## START DOCUMENT EXTRACT

Alphabet, parent company of search behemoth Google, saw a 34% year on year increase in its revenue in the quarter to March 2021. It added a massive $14bn to revenue vs. the same time last year. That is what you call growth, so the stock itself must have had an awful time, I hear you say? Nope. Alphabet’s share price has risen 30% year to date. That is an additional $340 billion in market capitalisation!
And sure, mega banks, JP Morgan and Bank of America are well known value stocks and have risen +26% and +37% respectively over the same time period. Yet they were hardly down in the value doldrums before. Investors in both stocks would have seen investments increase by around a third in value if reinvesting dividends over 2019 and 2020.

## END DOCUMENT EXTRACT
## START INFORMATION SUPPLIED

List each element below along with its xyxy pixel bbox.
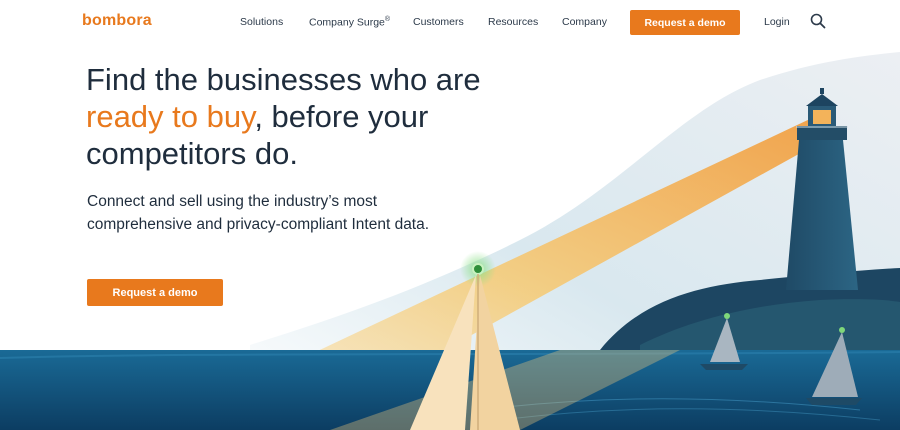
- nav-item-customers[interactable]: Customers: [413, 16, 464, 28]
- hero-headline: Find the businesses who are ready to buy…: [86, 61, 506, 172]
- hero-subtext: Connect and sell using the industry’s mo…: [87, 193, 430, 233]
- nav-item-solutions[interactable]: Solutions: [240, 16, 283, 28]
- nav-login-link[interactable]: Login: [764, 16, 790, 28]
- headline-highlight: ready to buy: [86, 99, 255, 134]
- nav-request-demo-button[interactable]: Request a demo: [630, 10, 740, 35]
- search-icon[interactable]: [810, 13, 826, 29]
- nav-item-company-surge[interactable]: Company Surge®: [309, 16, 390, 29]
- hero-request-demo-button[interactable]: Request a demo: [87, 279, 223, 306]
- registered-mark: ®: [384, 16, 391, 23]
- nav-item-company[interactable]: Company: [562, 16, 607, 28]
- nav-item-resources[interactable]: Resources: [488, 16, 538, 28]
- nav-item-label: Company Surge: [309, 16, 385, 29]
- bombora-logo[interactable]: bombora: [82, 12, 152, 30]
- top-navigation: bombora Solutions Company Surge® Custome…: [0, 0, 900, 44]
- headline-text-start: Find the businesses who are: [86, 62, 481, 97]
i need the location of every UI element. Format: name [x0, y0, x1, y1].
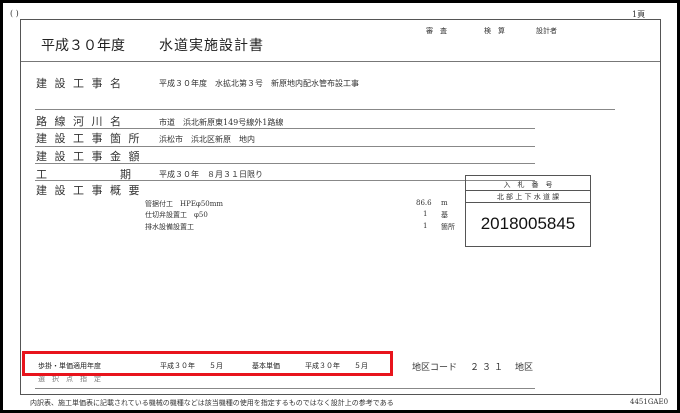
- bid-box-divider: [466, 202, 590, 203]
- row-divider: [35, 128, 535, 129]
- summary-item-name: 管据付工 HPEφ50mm: [145, 200, 224, 208]
- row-divider: [35, 180, 535, 181]
- district-suffix: 地区: [515, 363, 534, 373]
- location-label: 建 設 工 事 箇 所: [36, 132, 142, 145]
- review-label: 審 査: [426, 27, 447, 35]
- bid-number-label: 入 札 番 号: [503, 181, 553, 189]
- bid-box-divider: [466, 190, 590, 191]
- bid-department: 北 部 上 下 水 道 課: [496, 193, 560, 201]
- row-divider: [35, 109, 615, 110]
- district-code-label: 地区コード: [412, 363, 458, 373]
- construction-name-value: 平成３０年度 水拡北第３号 新原地内配水管布設工事: [159, 79, 359, 88]
- construction-name-label: 建 設 工 事 名: [36, 77, 123, 90]
- bid-number: 2018005845: [480, 214, 576, 233]
- document-title: 水道実施設計書: [159, 38, 264, 54]
- summary-item-qty: 86.6: [416, 199, 432, 207]
- designer-label: 設計者: [536, 27, 557, 35]
- road-river-value: 市道 浜北新原東149号線外1路線: [159, 118, 284, 127]
- bid-number-box: 入 札 番 号 北 部 上 下 水 道 課 2018005845: [465, 175, 591, 247]
- road-river-label: 路 線 河 川 名: [36, 115, 123, 128]
- row-divider: [35, 146, 535, 147]
- summary-item-unit: 基: [441, 211, 448, 219]
- footer-note: 内訳表、施工単価表に記載されている機械の機種などは該当機種の使用を指定するもので…: [30, 399, 394, 407]
- summary-label: 建 設 工 事 概 要: [36, 184, 142, 197]
- summary-item-unit: m: [441, 199, 448, 207]
- summary-item-unit: 箇所: [441, 223, 455, 231]
- summary-item-name: 排水設備設置工: [145, 223, 194, 231]
- summary-item-qty: 1: [423, 222, 428, 230]
- parenthesis-field: ( ): [10, 9, 19, 18]
- location-value: 浜松市 浜北区新原 地内: [159, 135, 255, 144]
- row-divider: [35, 163, 535, 164]
- highlight-box: [22, 351, 393, 376]
- summary-item-qty: 1: [423, 210, 428, 218]
- amount-label: 建 設 工 事 金 額: [36, 150, 142, 163]
- period-value: 平成３０年 ８月３１日限り: [159, 170, 263, 179]
- form-code: 4451GAE0: [630, 398, 669, 406]
- bottom-row-divider: [35, 388, 535, 389]
- header-divider: [21, 61, 660, 62]
- district-code-value: ２３１: [470, 363, 507, 373]
- fiscal-year-title: 平成３０年度: [41, 38, 125, 54]
- check-label: 検 算: [484, 27, 505, 35]
- summary-item-name: 仕切弁設置工 φ50: [145, 211, 208, 219]
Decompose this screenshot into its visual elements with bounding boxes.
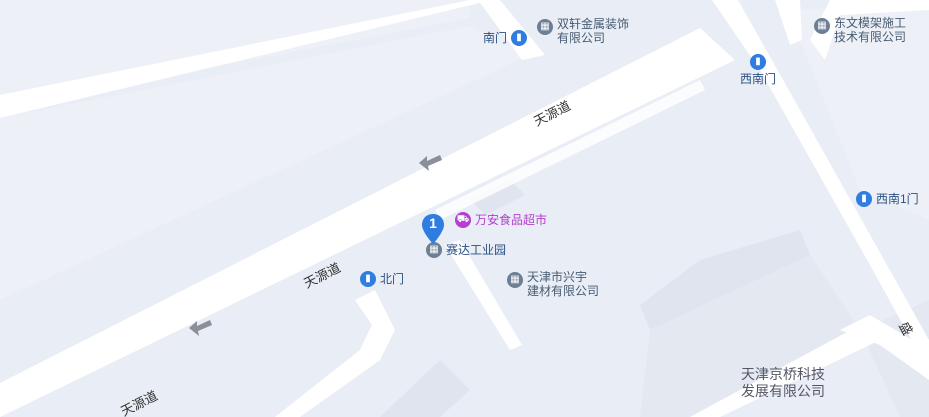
poi-label: 西南1门	[876, 192, 919, 206]
poi-xingyu[interactable]: ▦ 天津市兴宇 建材有限公司	[507, 270, 599, 298]
poi-label-line-1: 天津市兴宇	[527, 270, 588, 284]
gate-icon: ▮	[511, 30, 528, 46]
company-icon: ▦	[814, 18, 830, 34]
poi-label: 南门	[483, 31, 508, 45]
poi-label-line-1: 双轩金属装饰	[557, 17, 630, 31]
gate-icon: ▮	[750, 54, 766, 70]
area-label-line-2: 发展有限公司	[741, 383, 825, 399]
company-icon: ▦	[507, 272, 523, 288]
poi-xinanmen[interactable]: ▮ 西南门	[740, 54, 776, 86]
shopping-icon: ⛟	[455, 212, 471, 228]
map-canvas[interactable]: 天源道 天源道 天源道 盛 ▮ 南门 ▦ 双轩金属装饰 有限公司 ▦ 东文模架施…	[0, 0, 929, 417]
gate-icon: ▮	[360, 271, 376, 287]
location-marker-pin[interactable]: 1	[421, 213, 445, 245]
marker-number: 1	[429, 215, 437, 231]
poi-label-line-2: 有限公司	[557, 31, 606, 45]
poi-beimen[interactable]: ▮ 北门	[360, 271, 404, 287]
poi-label: 赛达工业园	[446, 243, 507, 257]
poi-wanan[interactable]: ⛟ 万安食品超市	[455, 212, 547, 228]
poi-label-line-2: 建材有限公司	[527, 284, 600, 298]
map-base	[0, 0, 929, 417]
poi-shuangxuan[interactable]: ▦ 双轩金属装饰 有限公司	[537, 17, 629, 45]
area-label-line-1: 天津京桥科技	[741, 366, 825, 382]
poi-label: 万安食品超市	[475, 213, 548, 227]
poi-label-line-2: 技术有限公司	[834, 30, 907, 44]
poi-dongwen[interactable]: ▦ 东文模架施工 技术有限公司	[814, 16, 906, 44]
poi-nanmen[interactable]: ▮ 南门	[483, 30, 528, 46]
poi-xinan1men[interactable]: ▮ 西南1门	[856, 191, 919, 207]
poi-label: 北门	[380, 272, 405, 286]
company-icon: ▦	[537, 19, 553, 35]
poi-label: 西南门	[740, 72, 777, 86]
area-label-jingqiao: 天津京桥科技 发展有限公司	[741, 366, 825, 400]
poi-label-line-1: 东文模架施工	[834, 16, 907, 30]
gate-icon: ▮	[856, 191, 872, 207]
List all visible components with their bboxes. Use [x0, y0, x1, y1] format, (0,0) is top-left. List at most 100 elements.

## END INFORMATION SUPPLIED

*TASK STATEMENT*: Pick up the passage on Alphabet and bank stocks after its last sentence and write the next part. The items are separate from the passage on Alphabet and bank stocks.

*THE REPLY*:
One of the biggest surprises, or perhaps not, has been just how quickly demand for luxury goods has rebounded. LVMH the handbags-to-bubbly French conglomerate saw demand for its main Fashion & Leather Goods division rise +52% in the first quarter of 2021. Even with a lockdown-affected -10% the year before, that is 37% growth over two years. Uh-oh growth stock, it can’t have been pretty for the share price you cry? Think again! The stock has added a fifth to its market cap so far this year.
The lesson is to avoid getting drawn into the headlines. What matters most of all is owning good companies that can compound over time, not whether one arbitrary style is more in vogue than another. Over the longer term, it is hard, if not impossible, for any stock price to defy the growth (or not) of its underlying business. The future’s bright, the future’s nuanced.